Exercise instructions
Drop the pictures, then extract the listing word for word.

═══ Record set

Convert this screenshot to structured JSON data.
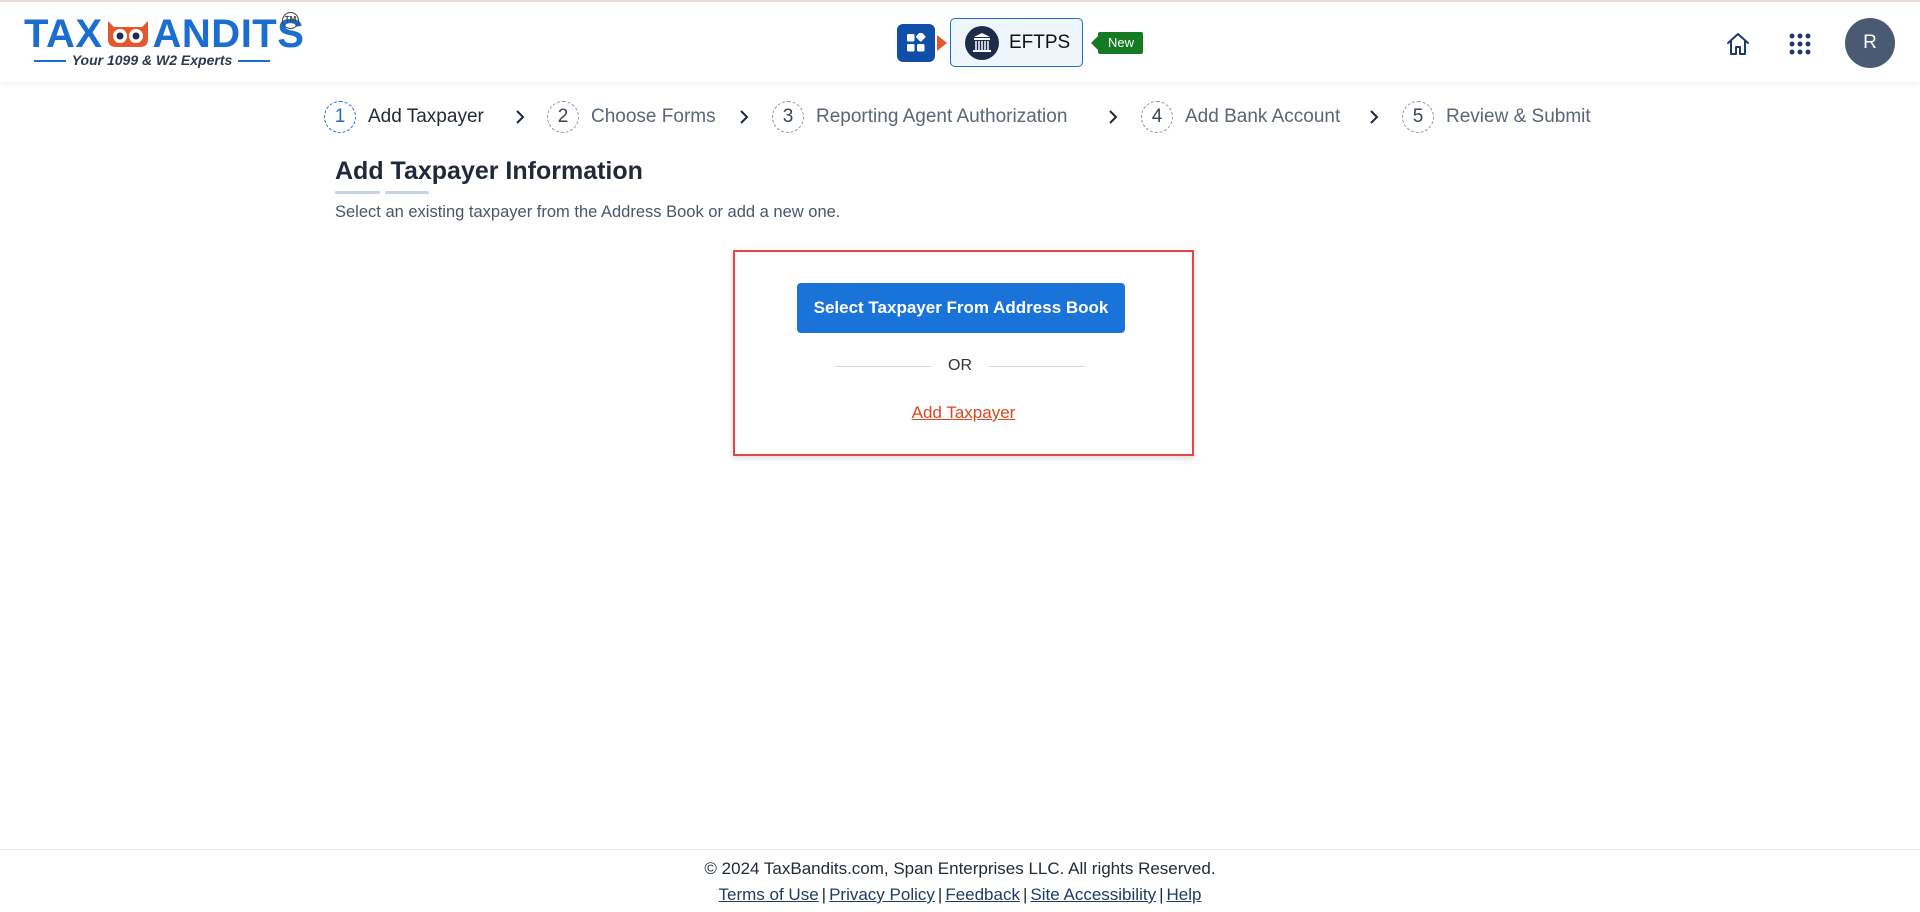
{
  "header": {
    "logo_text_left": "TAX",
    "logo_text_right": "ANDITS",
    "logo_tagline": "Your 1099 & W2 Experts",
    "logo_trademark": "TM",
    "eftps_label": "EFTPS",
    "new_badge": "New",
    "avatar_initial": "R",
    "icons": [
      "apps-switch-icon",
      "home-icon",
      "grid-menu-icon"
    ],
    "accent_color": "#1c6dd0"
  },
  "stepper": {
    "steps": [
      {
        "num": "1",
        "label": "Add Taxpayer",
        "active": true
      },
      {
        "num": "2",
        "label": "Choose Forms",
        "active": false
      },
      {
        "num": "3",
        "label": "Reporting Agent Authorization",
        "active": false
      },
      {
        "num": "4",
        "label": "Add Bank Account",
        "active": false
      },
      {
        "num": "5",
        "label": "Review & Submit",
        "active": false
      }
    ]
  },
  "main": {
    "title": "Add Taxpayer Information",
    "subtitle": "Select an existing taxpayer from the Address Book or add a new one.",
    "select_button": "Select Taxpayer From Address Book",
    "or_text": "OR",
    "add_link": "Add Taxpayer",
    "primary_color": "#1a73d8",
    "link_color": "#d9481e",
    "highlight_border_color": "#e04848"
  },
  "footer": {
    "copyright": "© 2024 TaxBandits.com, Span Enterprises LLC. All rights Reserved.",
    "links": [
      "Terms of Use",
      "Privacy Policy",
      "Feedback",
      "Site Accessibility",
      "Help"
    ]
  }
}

══════

Written response
Convert this screenshot to structured JSON data.
{
  "header": {
    "logo_text_left": "TAX",
    "logo_text_right": "ANDITS",
    "logo_tagline": "Your 1099 & W2 Experts",
    "logo_trademark": "TM",
    "eftps_label": "EFTPS",
    "new_badge": "New",
    "avatar_initial": "R",
    "icons": [
      "apps-switch-icon",
      "home-icon",
      "grid-menu-icon"
    ],
    "accent_color": "#1c6dd0"
  },
  "stepper": {
    "steps": [
      {
        "num": "1",
        "label": "Add Taxpayer",
        "active": true
      },
      {
        "num": "2",
        "label": "Choose Forms",
        "active": false
      },
      {
        "num": "3",
        "label": "Reporting Agent Authorization",
        "active": false
      },
      {
        "num": "4",
        "label": "Add Bank Account",
        "active": false
      },
      {
        "num": "5",
        "label": "Review & Submit",
        "active": false
      }
    ]
  },
  "main": {
    "title": "Add Taxpayer Information",
    "subtitle": "Select an existing taxpayer from the Address Book or add a new one.",
    "select_button": "Select Taxpayer From Address Book",
    "or_text": "OR",
    "add_link": "Add Taxpayer",
    "primary_color": "#1a73d8",
    "link_color": "#d9481e",
    "highlight_border_color": "#e04848"
  },
  "footer": {
    "copyright": "© 2024 TaxBandits.com, Span Enterprises LLC. All rights Reserved.",
    "links": [
      "Terms of Use",
      "Privacy Policy",
      "Feedback",
      "Site Accessibility",
      "Help"
    ]
  }
}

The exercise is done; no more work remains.